[Recorded data]
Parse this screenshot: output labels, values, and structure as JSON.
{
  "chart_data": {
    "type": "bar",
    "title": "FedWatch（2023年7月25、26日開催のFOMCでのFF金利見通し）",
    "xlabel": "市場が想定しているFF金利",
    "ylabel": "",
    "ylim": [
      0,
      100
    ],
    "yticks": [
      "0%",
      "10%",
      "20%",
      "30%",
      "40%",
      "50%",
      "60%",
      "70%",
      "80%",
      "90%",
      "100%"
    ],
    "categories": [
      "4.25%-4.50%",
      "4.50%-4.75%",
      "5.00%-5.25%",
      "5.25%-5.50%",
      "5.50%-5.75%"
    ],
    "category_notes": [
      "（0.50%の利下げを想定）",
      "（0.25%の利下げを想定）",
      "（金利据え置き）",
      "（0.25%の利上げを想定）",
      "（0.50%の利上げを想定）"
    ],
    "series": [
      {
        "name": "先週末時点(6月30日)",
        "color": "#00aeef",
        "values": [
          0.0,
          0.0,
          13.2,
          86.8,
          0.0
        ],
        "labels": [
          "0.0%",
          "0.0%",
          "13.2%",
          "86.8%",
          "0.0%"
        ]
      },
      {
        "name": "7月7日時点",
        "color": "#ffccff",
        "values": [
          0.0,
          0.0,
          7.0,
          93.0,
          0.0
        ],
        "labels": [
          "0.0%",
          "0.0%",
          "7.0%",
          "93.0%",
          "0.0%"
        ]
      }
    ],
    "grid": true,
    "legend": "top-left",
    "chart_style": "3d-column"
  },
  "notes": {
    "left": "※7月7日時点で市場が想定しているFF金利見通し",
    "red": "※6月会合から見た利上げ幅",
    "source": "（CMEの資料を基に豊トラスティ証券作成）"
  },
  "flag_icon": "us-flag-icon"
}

**INSTRUCTIONS FOR THE TASK**
Reproduce every line of the material above exactly.

**WORKED ANSWER**
Parse this screenshot: output labels, values, and structure as JSON.
{
  "chart_data": {
    "type": "bar",
    "title": "FedWatch（2023年7月25、26日開催のFOMCでのFF金利見通し）",
    "xlabel": "市場が想定しているFF金利",
    "ylabel": "",
    "ylim": [
      0,
      100
    ],
    "yticks": [
      "0%",
      "10%",
      "20%",
      "30%",
      "40%",
      "50%",
      "60%",
      "70%",
      "80%",
      "90%",
      "100%"
    ],
    "categories": [
      "4.25%-4.50%",
      "4.50%-4.75%",
      "5.00%-5.25%",
      "5.25%-5.50%",
      "5.50%-5.75%"
    ],
    "category_notes": [
      "（0.50%の利下げを想定）",
      "（0.25%の利下げを想定）",
      "（金利据え置き）",
      "（0.25%の利上げを想定）",
      "（0.50%の利上げを想定）"
    ],
    "series": [
      {
        "name": "先週末時点(6月30日)",
        "color": "#00aeef",
        "values": [
          0.0,
          0.0,
          13.2,
          86.8,
          0.0
        ],
        "labels": [
          "0.0%",
          "0.0%",
          "13.2%",
          "86.8%",
          "0.0%"
        ]
      },
      {
        "name": "7月7日時点",
        "color": "#ffccff",
        "values": [
          0.0,
          0.0,
          7.0,
          93.0,
          0.0
        ],
        "labels": [
          "0.0%",
          "0.0%",
          "7.0%",
          "93.0%",
          "0.0%"
        ]
      }
    ],
    "grid": true,
    "legend": "top-left",
    "chart_style": "3d-column"
  },
  "notes": {
    "left": "※7月7日時点で市場が想定しているFF金利見通し",
    "red": "※6月会合から見た利上げ幅",
    "source": "（CMEの資料を基に豊トラスティ証券作成）"
  },
  "flag_icon": "us-flag-icon"
}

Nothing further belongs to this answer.